--- START OF Exercise data ---

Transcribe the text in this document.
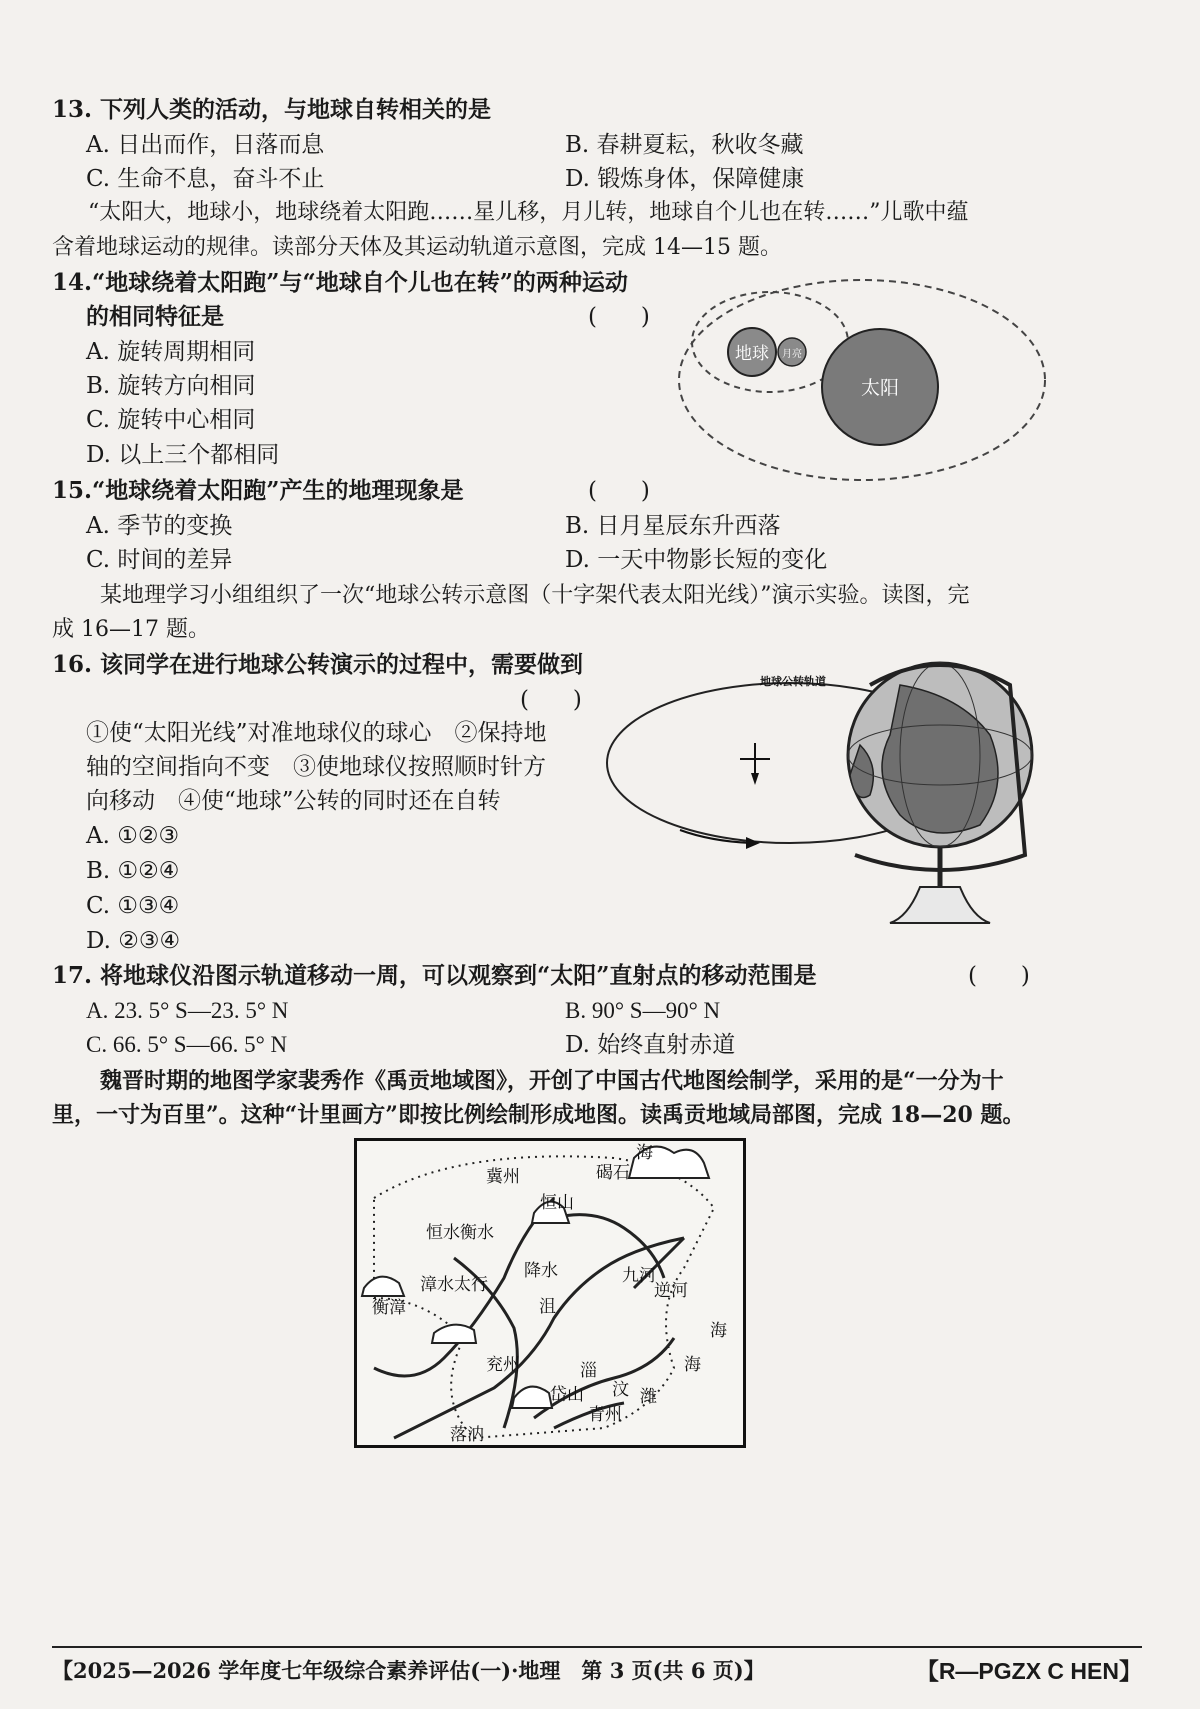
13. 下列人类的活动，与地球自转相关的是
A. 日出而作，日落而息	B. 春耕夏耘，秋收冬藏
C. 生命不息，奋斗不止	D. 锻炼身体，保障健康
“太阳大，地球小，地球绕着太阳跑……星儿移，月儿转，地球自个儿也在转……”儿歌中蕴
含着地球运动的规律。读部分天体及其运动轨道示意图，完成 14—15 题。
14.“地球绕着太阳跑”与“地球自个儿也在转”的两种运动
的相同特征是	(      )
A. 旋转周期相同
B. 旋转方向相同
C. 旋转中心相同
D. 以上三个都相同
地球 月亮
太阳
15.“地球绕着太阳跑”产生的地理现象是	(      )
A. 季节的变换	B. 日月星辰东升西落
C. 时间的差异	D. 一天中物影长短的变化
某地理学习小组组织了一次“地球公转示意图（十字架代表太阳光线）”演示实验。读图，完
成 16—17 题。
16. 该同学在进行地球公转演示的过程中，需要做到
(      )
①使“太阳光线”对准地球仪的球心　②保持地
轴的空间指向不变　③使地球仪按照顺时针方
向移动　④使“地球”公转的同时还在自转
A. ①②③
B. ①②④
C. ①③④
D. ②③④
地球公转轨道
17. 将地球仪沿图示轨道移动一周，可以观察到“太阳”直射点的移动范围是	(      )
A. 23. 5° S—23. 5° N	B. 90° S—90° N
C. 66. 5° S—66. 5° N	D. 始终直射赤道
魏晋时期的地图学家裴秀作《禹贡地域图》，开创了中国古代地图绘制学，采用的是“一分为十
里，一寸为百里”。这种“计里画方”即按比例绘制形成地图。读禹贡地域局部图，完成 18—20 题。
海
冀州	碣石
恒山
恒水衡水
降水
漳水太行	九河
逆河
衡漳	沮
海
海
兖州	淄
汶 潍
岱山
青州
落汭
【2025—2026 学年度七年级综合素养评估(一)·地理　第 3 页(共 6 页)】	【R—PGZX C HEN】
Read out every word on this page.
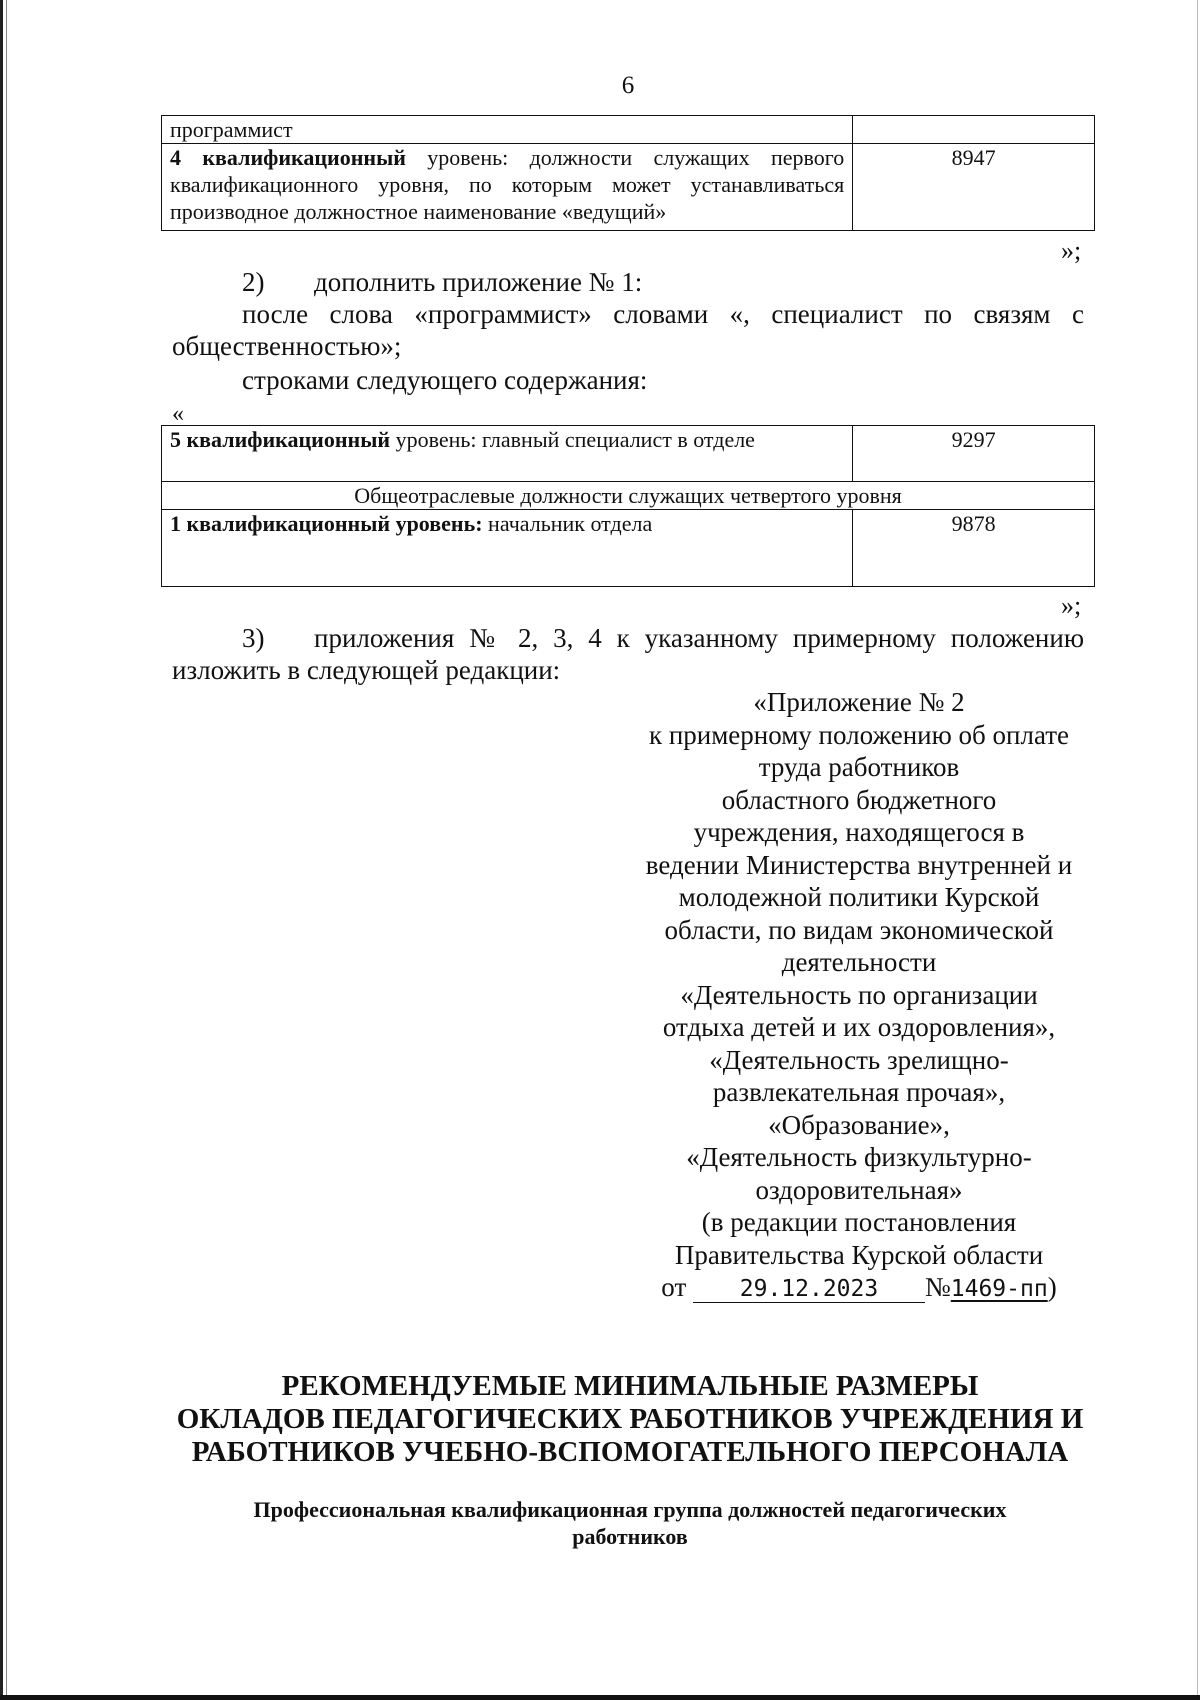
6
программист	
4 квалификационный уровень: должности служащих первого квалификационного уровня, по которым может устанавливаться производное должностное наименование «ведущий»	8947
»;
2) дополнить приложение № 1:
после слова «программист» словами «, специалист по связям с
общественностью»;
строками следующего содержания:
«
5 квалификационный уровень: главный специалист в отделе	9297
Общеотраслевые должности служащих четвертого уровня	
1 квалификационный уровень: начальник отдела	9878
»;
3) приложения № 2, 3, 4 к указанному примерному положению
изложить в следующей редакции:
«Приложение № 2
к примерному положению об оплате
труда работников
областного бюджетного
учреждения, находящегося в
ведении Министерства внутренней и
молодежной политики Курской
области, по видам экономической
деятельности
«Деятельность по организации
отдыха детей и их оздоровления»,
«Деятельность зрелищно-
развлекательная прочая»,
«Образование»,
«Деятельность физкультурно-
оздоровительная»
(в редакции постановления
Правительства Курской области
от 29.12.2023 №1469-пп)
РЕКОМЕНДУЕМЫЕ МИНИМАЛЬНЫЕ РАЗМЕРЫ
ОКЛАДОВ ПЕДАГОГИЧЕСКИХ РАБОТНИКОВ УЧРЕЖДЕНИЯ И
РАБОТНИКОВ УЧЕБНО-ВСПОМОГАТЕЛЬНОГО ПЕРСОНАЛА
Профессиональная квалификационная группа должностей педагогических
работников
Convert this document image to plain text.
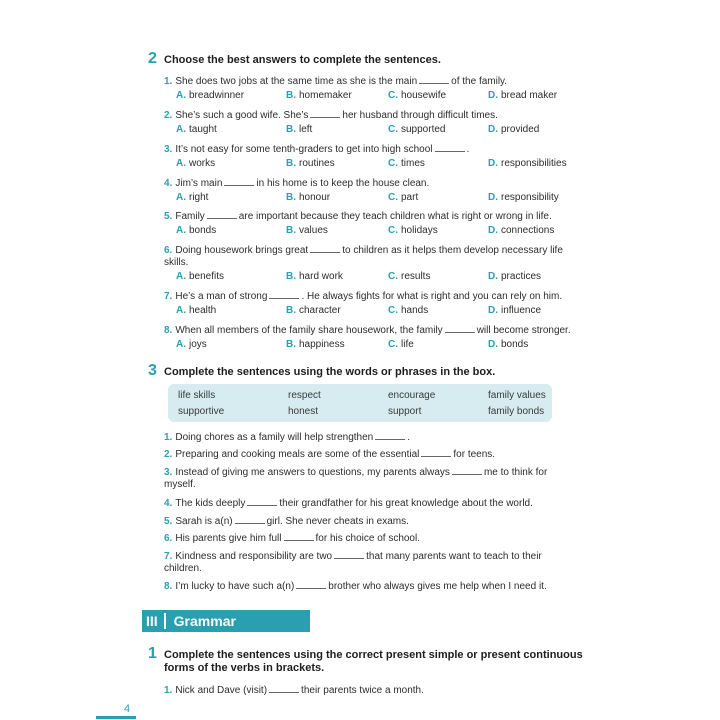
2 Choose the best answers to complete the sentences.
1. She does two jobs at the same time as she is the main	of the family.
A. breadwinner	B. homemaker	C. housewife	D. bread maker
2. She’s such a good wife. She’s	her husband through difficult times.
A. taught	B. left	C. supported	D. provided
3. It’s not easy for some tenth-graders to get into high school	.
A. works	B. routines	C. times	D. responsibilities
4. Jim’s main	in his home is to keep the house clean.
A. right	B. honour	C. part	D. responsibility
5. Family	are important because they teach children what is right or wrong in life.
A. bonds	B. values	C. holidays	D. connections
6. Doing housework brings great	to children as it helps them develop necessary life skills.
A. benefits	B. hard work	C. results	D. practices
7. He’s a man of strong	. He always fights for what is right and you can rely on him.
A. health	B. character	C. hands	D. influence
8. When all members of the family share housework, the family	will become stronger.
A. joys	B. happiness	C. life	D. bonds
3 Complete the sentences using the words or phrases in the box.
life skills	respect	encourage	family values
supportive	honest	support	family bonds
1. Doing chores as a family will help strengthen	.
2. Preparing and cooking meals are some of the essential	for teens.
3. Instead of giving me answers to questions, my parents always	me to think for myself.
4. The kids deeply	their grandfather for his great knowledge about the world.
5. Sarah is a(n)	girl. She never cheats in exams.
6. His parents give him full	for his choice of school.
7. Kindness and responsibility are two	that many parents want to teach to their children.
8. I’m lucky to have such a(n)	brother who always gives me help when I need it.
III	Grammar
1 Complete the sentences using the correct present simple or present continuous forms of the verbs in brackets.
1. Nick and Dave (visit)	their parents twice a month.
4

--- END OF Exercise data ---

Which lines in the listing above hold the word "地球自个儿也在转"? Show each of them.

- **Task solution**
“太阳大，地球小，地球绕着太阳跑……星儿移，月儿转，地球自个儿也在转……”儿歌中蕴
14.“地球绕着太阳跑”与“地球自个儿也在转”的两种运动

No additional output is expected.